Instruction: Return all lines with the word "title" in them.

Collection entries
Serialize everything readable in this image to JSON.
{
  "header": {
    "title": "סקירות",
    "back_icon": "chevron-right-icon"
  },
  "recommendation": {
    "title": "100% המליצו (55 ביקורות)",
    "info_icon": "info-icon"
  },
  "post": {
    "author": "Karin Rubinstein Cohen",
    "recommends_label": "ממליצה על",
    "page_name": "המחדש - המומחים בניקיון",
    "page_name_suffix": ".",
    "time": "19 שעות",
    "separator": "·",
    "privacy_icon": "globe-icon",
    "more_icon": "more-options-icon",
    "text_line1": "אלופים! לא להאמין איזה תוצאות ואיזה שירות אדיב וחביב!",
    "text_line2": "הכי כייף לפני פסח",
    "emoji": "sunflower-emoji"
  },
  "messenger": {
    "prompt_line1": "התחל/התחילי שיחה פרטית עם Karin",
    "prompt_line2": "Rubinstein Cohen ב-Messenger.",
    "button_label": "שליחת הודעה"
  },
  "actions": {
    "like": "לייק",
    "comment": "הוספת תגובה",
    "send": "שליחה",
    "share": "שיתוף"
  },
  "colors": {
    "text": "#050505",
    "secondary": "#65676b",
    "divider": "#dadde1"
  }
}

Final answer:
    "title": "סקירות",
    "title": "100% המליצו (55 ביקורות)",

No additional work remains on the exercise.